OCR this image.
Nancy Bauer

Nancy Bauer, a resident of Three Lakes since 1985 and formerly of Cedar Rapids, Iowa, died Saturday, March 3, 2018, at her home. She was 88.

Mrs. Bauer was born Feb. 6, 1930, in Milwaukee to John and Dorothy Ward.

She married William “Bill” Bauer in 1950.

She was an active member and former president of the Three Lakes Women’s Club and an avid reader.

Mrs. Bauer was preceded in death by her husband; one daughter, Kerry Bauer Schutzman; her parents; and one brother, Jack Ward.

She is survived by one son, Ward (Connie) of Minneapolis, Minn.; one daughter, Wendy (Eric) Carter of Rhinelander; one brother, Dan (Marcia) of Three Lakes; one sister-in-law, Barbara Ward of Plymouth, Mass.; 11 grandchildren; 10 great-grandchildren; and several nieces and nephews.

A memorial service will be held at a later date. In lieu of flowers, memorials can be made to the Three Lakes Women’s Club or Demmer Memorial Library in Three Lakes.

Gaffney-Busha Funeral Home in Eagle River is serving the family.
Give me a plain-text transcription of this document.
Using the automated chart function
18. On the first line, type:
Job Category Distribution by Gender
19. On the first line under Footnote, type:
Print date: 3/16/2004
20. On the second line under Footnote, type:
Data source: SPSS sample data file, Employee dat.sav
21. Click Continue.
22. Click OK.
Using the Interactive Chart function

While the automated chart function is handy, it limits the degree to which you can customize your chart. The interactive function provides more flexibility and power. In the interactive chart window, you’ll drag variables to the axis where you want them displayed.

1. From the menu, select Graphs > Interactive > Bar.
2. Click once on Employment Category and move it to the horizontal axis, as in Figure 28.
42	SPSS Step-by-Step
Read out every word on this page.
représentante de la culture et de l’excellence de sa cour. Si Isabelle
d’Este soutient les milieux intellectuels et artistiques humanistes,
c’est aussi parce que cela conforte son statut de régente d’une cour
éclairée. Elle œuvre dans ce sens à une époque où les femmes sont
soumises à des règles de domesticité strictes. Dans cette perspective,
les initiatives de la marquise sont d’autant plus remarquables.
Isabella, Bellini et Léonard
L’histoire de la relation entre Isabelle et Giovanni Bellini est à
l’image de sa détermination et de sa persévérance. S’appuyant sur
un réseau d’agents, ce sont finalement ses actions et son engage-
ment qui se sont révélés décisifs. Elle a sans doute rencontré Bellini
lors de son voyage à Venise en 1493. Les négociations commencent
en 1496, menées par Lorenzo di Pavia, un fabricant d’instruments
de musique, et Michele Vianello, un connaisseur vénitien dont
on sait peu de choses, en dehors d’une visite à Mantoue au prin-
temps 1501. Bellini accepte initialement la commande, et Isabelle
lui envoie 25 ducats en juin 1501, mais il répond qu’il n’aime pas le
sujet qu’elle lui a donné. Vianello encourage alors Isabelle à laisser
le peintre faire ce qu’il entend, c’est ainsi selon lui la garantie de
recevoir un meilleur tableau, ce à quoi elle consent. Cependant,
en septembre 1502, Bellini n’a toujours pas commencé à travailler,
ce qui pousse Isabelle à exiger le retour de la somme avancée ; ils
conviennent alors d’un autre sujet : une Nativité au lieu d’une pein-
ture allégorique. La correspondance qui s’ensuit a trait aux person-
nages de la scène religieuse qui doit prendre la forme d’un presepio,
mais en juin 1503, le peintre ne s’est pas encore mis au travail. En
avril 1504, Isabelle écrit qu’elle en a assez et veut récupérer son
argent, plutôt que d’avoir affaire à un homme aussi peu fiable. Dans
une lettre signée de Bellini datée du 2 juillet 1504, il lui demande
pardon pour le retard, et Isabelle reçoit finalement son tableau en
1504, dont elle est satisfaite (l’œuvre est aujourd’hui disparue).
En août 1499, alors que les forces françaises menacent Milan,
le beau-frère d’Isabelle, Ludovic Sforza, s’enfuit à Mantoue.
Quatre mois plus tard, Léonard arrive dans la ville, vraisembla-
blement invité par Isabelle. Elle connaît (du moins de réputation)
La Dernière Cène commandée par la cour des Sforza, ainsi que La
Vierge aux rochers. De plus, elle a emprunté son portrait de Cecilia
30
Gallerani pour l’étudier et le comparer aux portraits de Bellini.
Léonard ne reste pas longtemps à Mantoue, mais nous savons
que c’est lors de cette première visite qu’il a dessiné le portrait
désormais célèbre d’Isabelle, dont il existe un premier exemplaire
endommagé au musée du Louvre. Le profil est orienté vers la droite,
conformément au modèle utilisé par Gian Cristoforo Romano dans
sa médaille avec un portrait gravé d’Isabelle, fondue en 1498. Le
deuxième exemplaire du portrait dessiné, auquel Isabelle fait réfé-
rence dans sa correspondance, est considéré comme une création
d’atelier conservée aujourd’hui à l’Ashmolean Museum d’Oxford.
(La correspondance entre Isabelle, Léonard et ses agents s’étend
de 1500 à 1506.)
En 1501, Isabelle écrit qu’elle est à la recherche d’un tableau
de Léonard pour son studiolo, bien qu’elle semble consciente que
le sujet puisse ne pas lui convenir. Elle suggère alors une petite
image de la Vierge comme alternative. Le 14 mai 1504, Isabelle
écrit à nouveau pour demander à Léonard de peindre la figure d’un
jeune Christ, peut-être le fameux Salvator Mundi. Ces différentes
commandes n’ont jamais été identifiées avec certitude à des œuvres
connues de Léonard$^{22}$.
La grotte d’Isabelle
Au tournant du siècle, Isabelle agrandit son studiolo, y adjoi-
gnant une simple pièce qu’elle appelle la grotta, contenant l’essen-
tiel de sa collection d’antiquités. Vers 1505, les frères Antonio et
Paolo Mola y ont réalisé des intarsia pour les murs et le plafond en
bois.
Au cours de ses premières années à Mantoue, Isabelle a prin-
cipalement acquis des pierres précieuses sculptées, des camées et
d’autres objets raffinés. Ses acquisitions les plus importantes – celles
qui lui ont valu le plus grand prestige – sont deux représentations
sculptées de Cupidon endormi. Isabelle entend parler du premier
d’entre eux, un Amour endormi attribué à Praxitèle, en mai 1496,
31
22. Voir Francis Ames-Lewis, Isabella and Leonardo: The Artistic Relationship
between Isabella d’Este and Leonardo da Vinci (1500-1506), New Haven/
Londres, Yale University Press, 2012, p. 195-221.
##############################
Directions |
Count how many lines above include the word "Léonard" and answer with that figure only.

Answer below |
7